(Stored dataset items)
·····
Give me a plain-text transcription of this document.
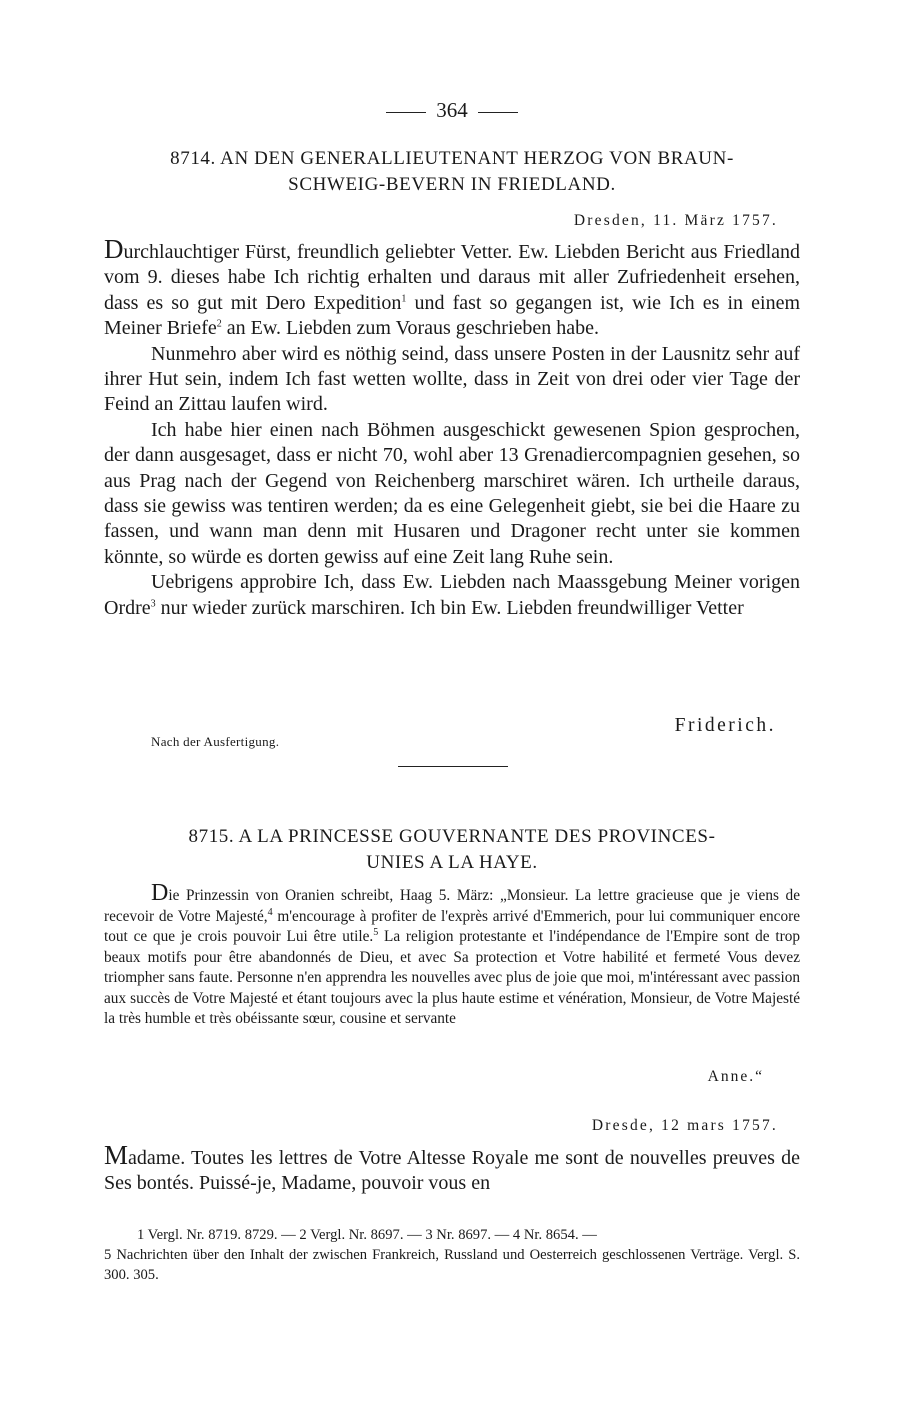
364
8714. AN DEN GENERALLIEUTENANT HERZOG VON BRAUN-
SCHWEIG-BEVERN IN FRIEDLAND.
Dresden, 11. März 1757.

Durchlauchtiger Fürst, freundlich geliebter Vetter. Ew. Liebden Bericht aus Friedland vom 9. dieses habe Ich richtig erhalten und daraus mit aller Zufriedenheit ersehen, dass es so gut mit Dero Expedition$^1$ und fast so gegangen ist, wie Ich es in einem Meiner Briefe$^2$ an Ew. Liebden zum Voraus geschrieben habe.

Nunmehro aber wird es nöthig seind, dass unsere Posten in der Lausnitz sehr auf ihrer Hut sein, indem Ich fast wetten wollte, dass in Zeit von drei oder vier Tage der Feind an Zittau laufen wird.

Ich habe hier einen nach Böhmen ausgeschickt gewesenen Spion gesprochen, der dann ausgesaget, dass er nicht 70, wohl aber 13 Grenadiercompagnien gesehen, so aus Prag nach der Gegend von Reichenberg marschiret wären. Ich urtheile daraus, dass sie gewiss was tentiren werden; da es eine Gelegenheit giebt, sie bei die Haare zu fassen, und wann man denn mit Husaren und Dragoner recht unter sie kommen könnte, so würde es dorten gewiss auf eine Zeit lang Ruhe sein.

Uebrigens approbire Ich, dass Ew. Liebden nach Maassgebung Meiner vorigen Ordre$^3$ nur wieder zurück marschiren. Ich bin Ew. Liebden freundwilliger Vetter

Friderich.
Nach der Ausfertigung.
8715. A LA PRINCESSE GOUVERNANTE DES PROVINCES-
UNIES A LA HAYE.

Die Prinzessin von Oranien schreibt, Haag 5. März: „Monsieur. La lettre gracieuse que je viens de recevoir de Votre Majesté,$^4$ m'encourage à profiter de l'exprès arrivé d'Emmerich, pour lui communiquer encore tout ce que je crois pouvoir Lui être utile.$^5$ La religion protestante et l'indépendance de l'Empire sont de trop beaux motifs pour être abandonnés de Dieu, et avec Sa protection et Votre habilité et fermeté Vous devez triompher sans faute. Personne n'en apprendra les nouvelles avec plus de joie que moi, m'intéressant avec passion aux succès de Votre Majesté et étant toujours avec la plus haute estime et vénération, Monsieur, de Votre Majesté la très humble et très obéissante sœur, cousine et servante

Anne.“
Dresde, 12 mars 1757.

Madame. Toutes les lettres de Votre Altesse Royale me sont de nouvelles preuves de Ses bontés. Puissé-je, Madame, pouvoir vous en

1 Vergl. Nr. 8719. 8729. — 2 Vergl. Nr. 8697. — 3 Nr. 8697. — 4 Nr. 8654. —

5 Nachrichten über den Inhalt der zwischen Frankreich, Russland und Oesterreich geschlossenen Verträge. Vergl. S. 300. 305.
·····
• **WHAT YOU NEED TO DO**: Search the records for the string "fast" and return every line in which it occurs.

• **EXERCISE OUTPUT**:
Durchlauchtiger Fürst, freundlich geliebter Vetter. Ew. Liebden Bericht aus Friedland vom 9. dieses habe Ich richtig erhalten und daraus mit aller Zufriedenheit ersehen, dass es so gut mit Dero Expedition$^1$ und fast so gegangen ist, wie Ich es in einem Meiner Briefe$^2$ an Ew. Liebden zum Voraus geschrieben habe.
Nunmehro aber wird es nöthig seind, dass unsere Posten in der Lausnitz sehr auf ihrer Hut sein, indem Ich fast wetten wollte, dass in Zeit von drei oder vier Tage der Feind an Zittau laufen wird.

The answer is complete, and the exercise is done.